Which lines hold the word "ylabel"? Show each of them.

* start MATERIAL PROVIDED *

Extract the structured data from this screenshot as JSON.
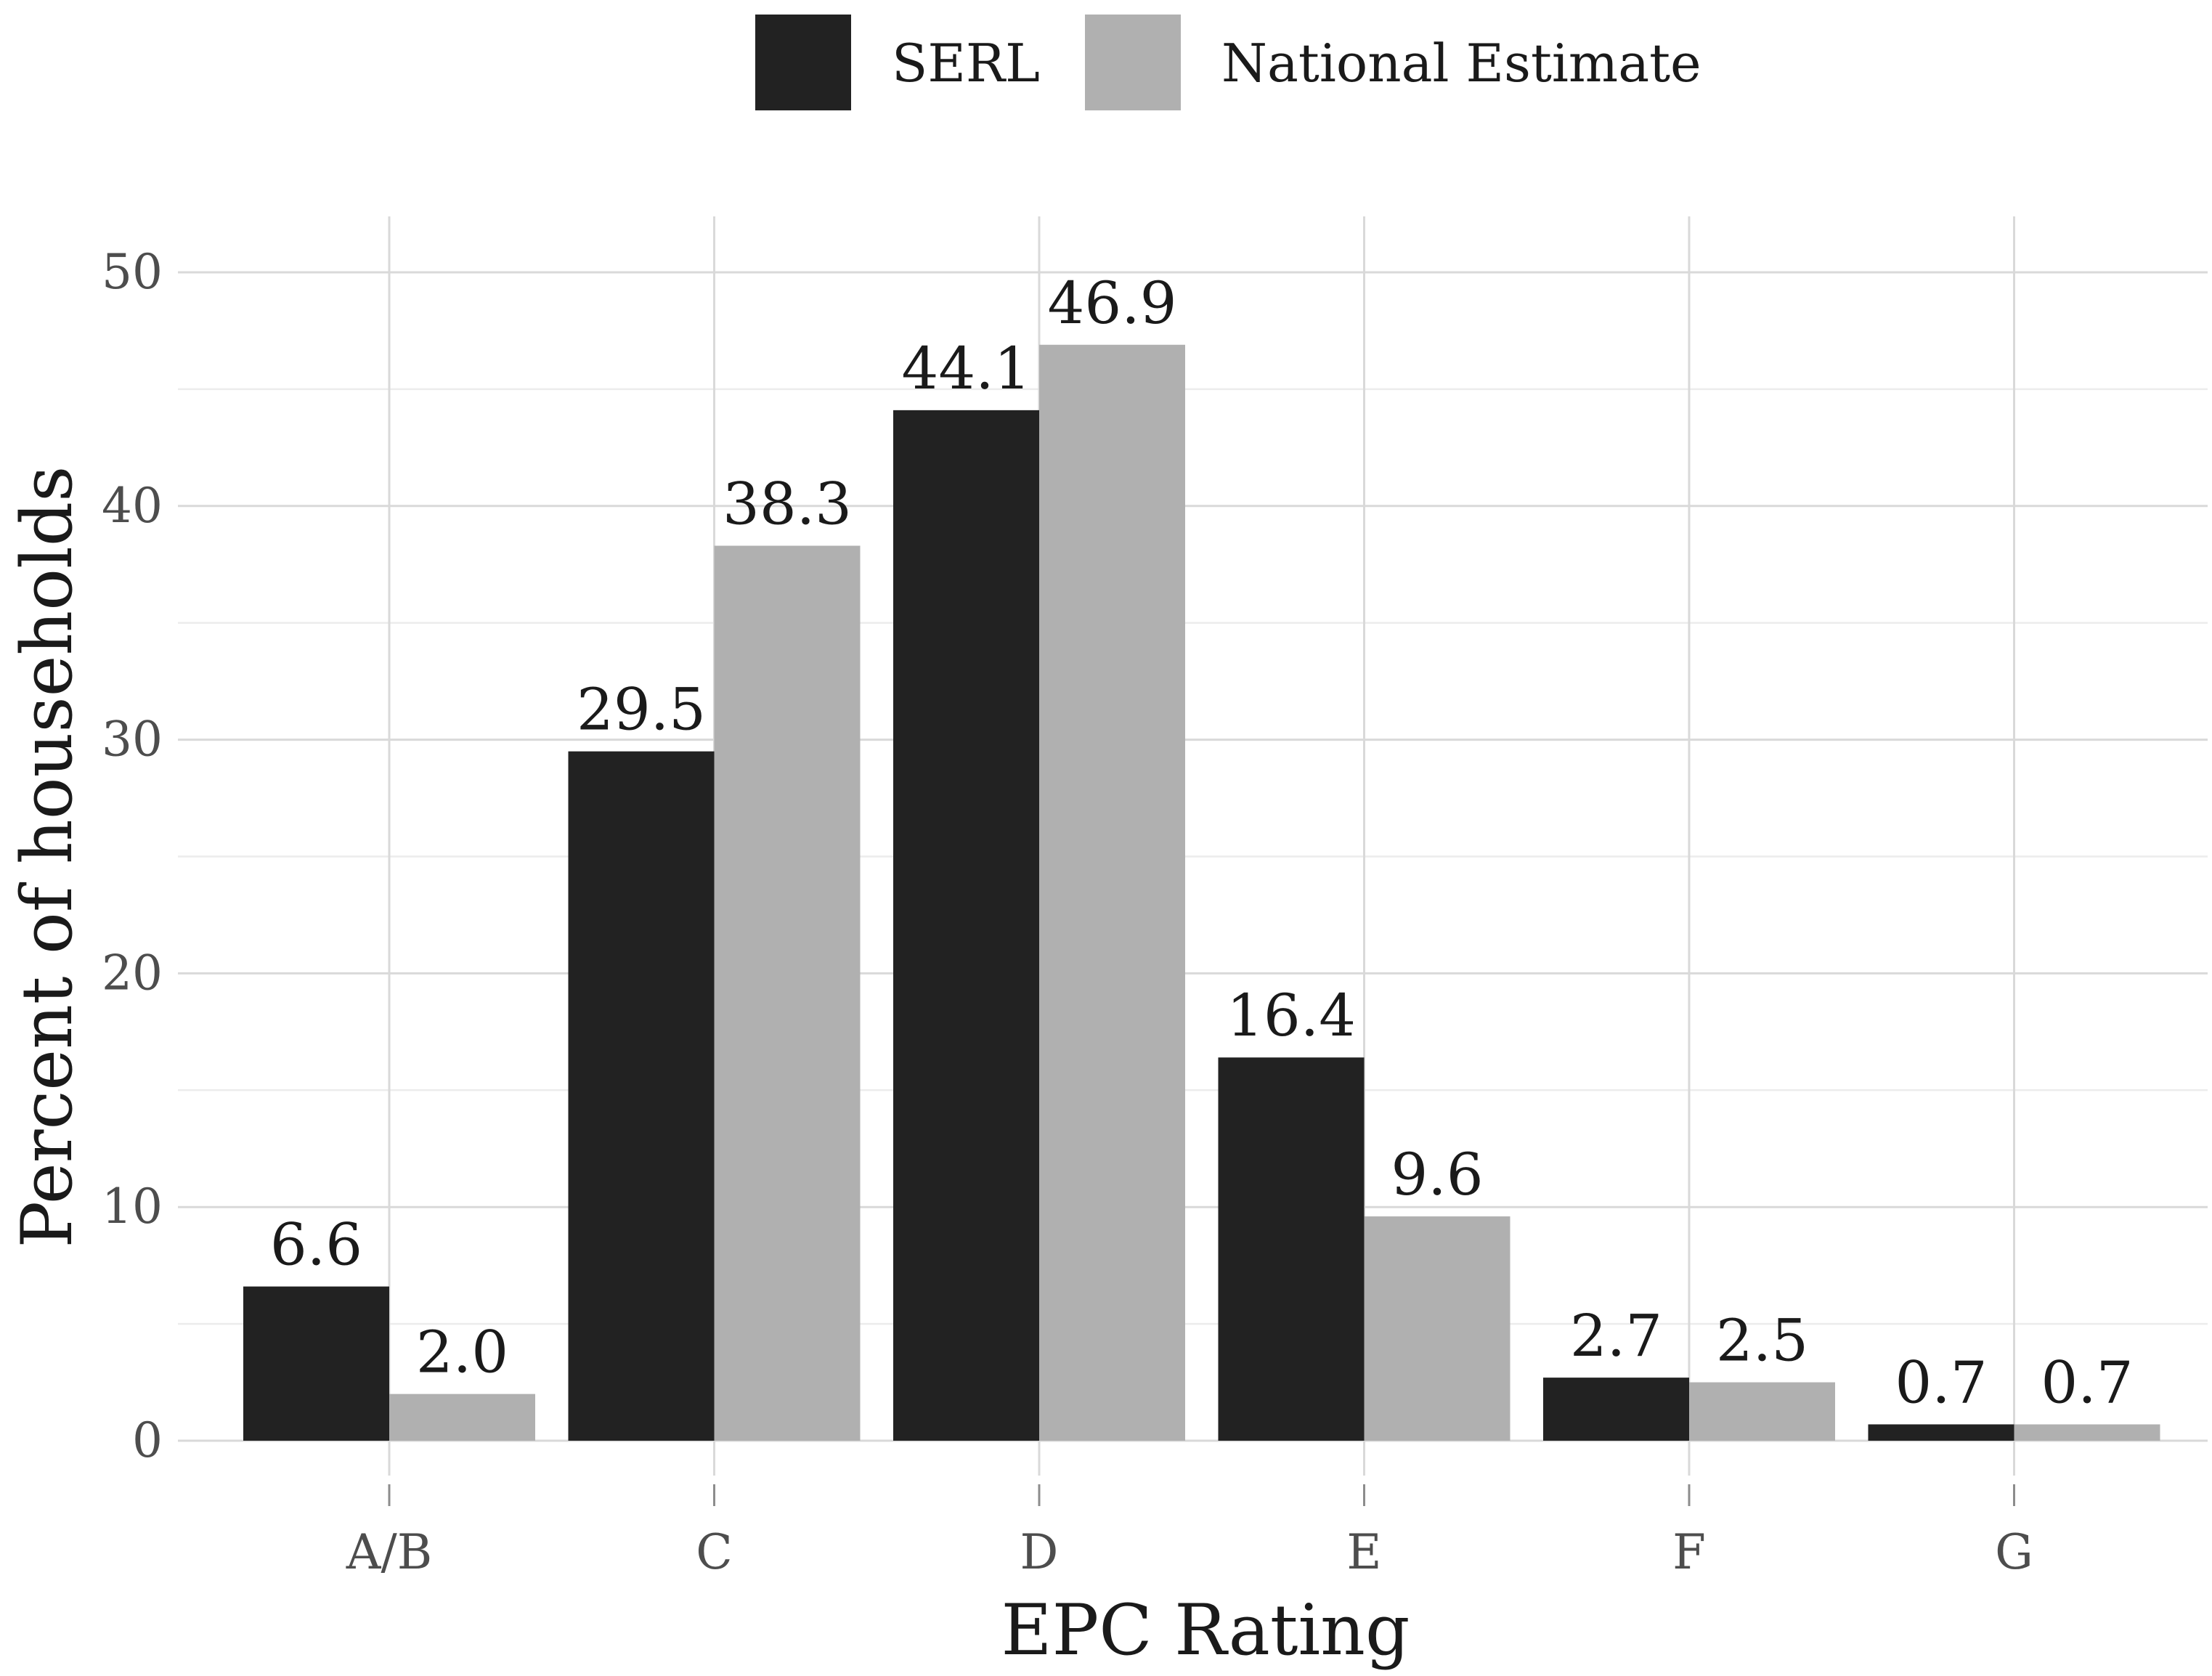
{
  "chart_data": {
    "type": "bar",
    "title": "",
    "xlabel": "EPC Rating",
    "ylabel": "Percent of households",
    "categories": [
      "A/B",
      "C",
      "D",
      "E",
      "F",
      "G"
    ],
    "series": [
      {
        "name": "SERL",
        "color": "#222222",
        "values": [
          6.6,
          29.5,
          44.1,
          16.4,
          2.7,
          0.7
        ],
        "labels": [
          "6.6",
          "29.5",
          "44.1",
          "16.4",
          "2.7",
          "0.7"
        ]
      },
      {
        "name": "National Estimate",
        "color": "#b0b0b0",
        "values": [
          2.0,
          38.3,
          46.9,
          9.6,
          2.5,
          0.7
        ],
        "labels": [
          "2.0",
          "38.3",
          "46.9",
          "9.6",
          "2.5",
          "0.7"
        ]
      }
    ],
    "ylim": [
      0,
      52
    ],
    "yticks": [
      0,
      10,
      20,
      30,
      40,
      50
    ],
    "ytick_labels": [
      "0",
      "10",
      "20",
      "30",
      "40",
      "50"
    ],
    "grid": true,
    "legend_position": "top"
  }
}
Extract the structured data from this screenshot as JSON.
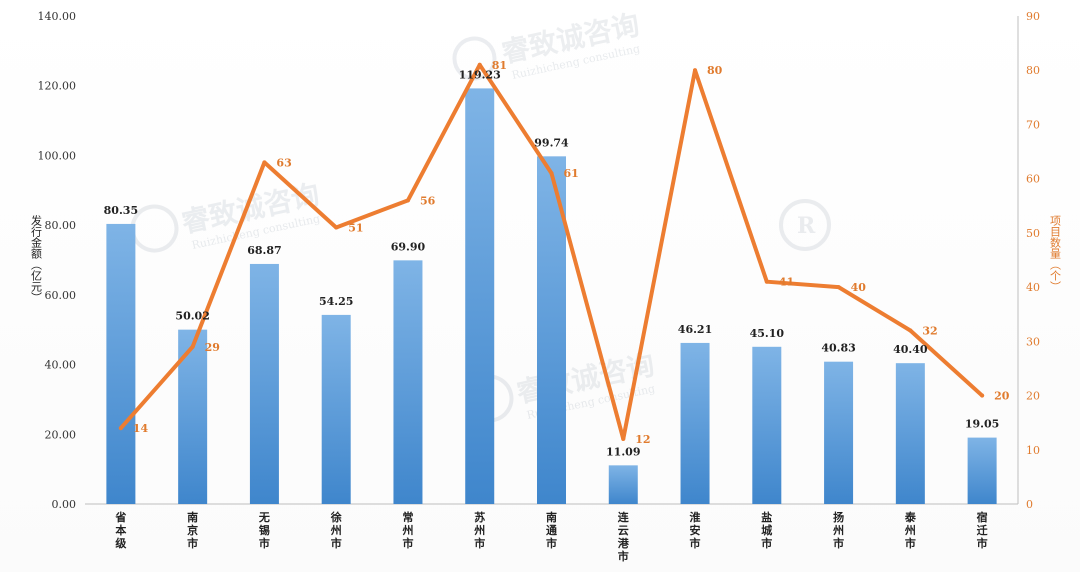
{
  "chart_data": {
    "type": "bar",
    "categories": [
      "省本级",
      "南京市",
      "无锡市",
      "徐州市",
      "常州市",
      "苏州市",
      "南通市",
      "连云港市",
      "淮安市",
      "盐城市",
      "扬州市",
      "泰州市",
      "宿迁市"
    ],
    "series": [
      {
        "type": "bar",
        "axis": "left",
        "values": [
          80.35,
          50.02,
          68.87,
          54.25,
          69.9,
          119.23,
          99.74,
          11.09,
          46.21,
          45.1,
          40.83,
          40.4,
          19.05
        ],
        "labels": [
          "80.35",
          "50.02",
          "68.87",
          "54.25",
          "69.90",
          "119.23",
          "99.74",
          "11.09",
          "46.21",
          "45.10",
          "40.83",
          "40.40",
          "19.05"
        ],
        "color": "#5b9bd5"
      },
      {
        "type": "line",
        "axis": "right",
        "values": [
          14,
          29,
          63,
          51,
          56,
          81,
          61,
          12,
          80,
          41,
          40,
          32,
          20
        ],
        "labels": [
          "14",
          "29",
          "63",
          "51",
          "56",
          "81",
          "61",
          "12",
          "80",
          "41",
          "40",
          "32",
          "20"
        ],
        "color": "#ed7d31"
      }
    ],
    "ylabel": "发行金额（亿元）",
    "y2label": "项目数量（个）",
    "ylim": [
      0,
      140
    ],
    "y2lim": [
      0,
      90
    ],
    "yticks": [
      "0.00",
      "20.00",
      "40.00",
      "60.00",
      "80.00",
      "100.00",
      "120.00",
      "140.00"
    ],
    "y2ticks": [
      "0",
      "10",
      "20",
      "30",
      "40",
      "50",
      "60",
      "70",
      "80",
      "90"
    ],
    "grid": false,
    "legend": "none"
  },
  "watermark": {
    "text": "睿致诚咨询",
    "subtext": "Ruizhicheng consulting",
    "logo_letter": "R"
  }
}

* end MATERIAL PROVIDED *

(THE ANSWER):
    "ylabel": "Percent of households",
    "ylabel": "发行金额（亿元）",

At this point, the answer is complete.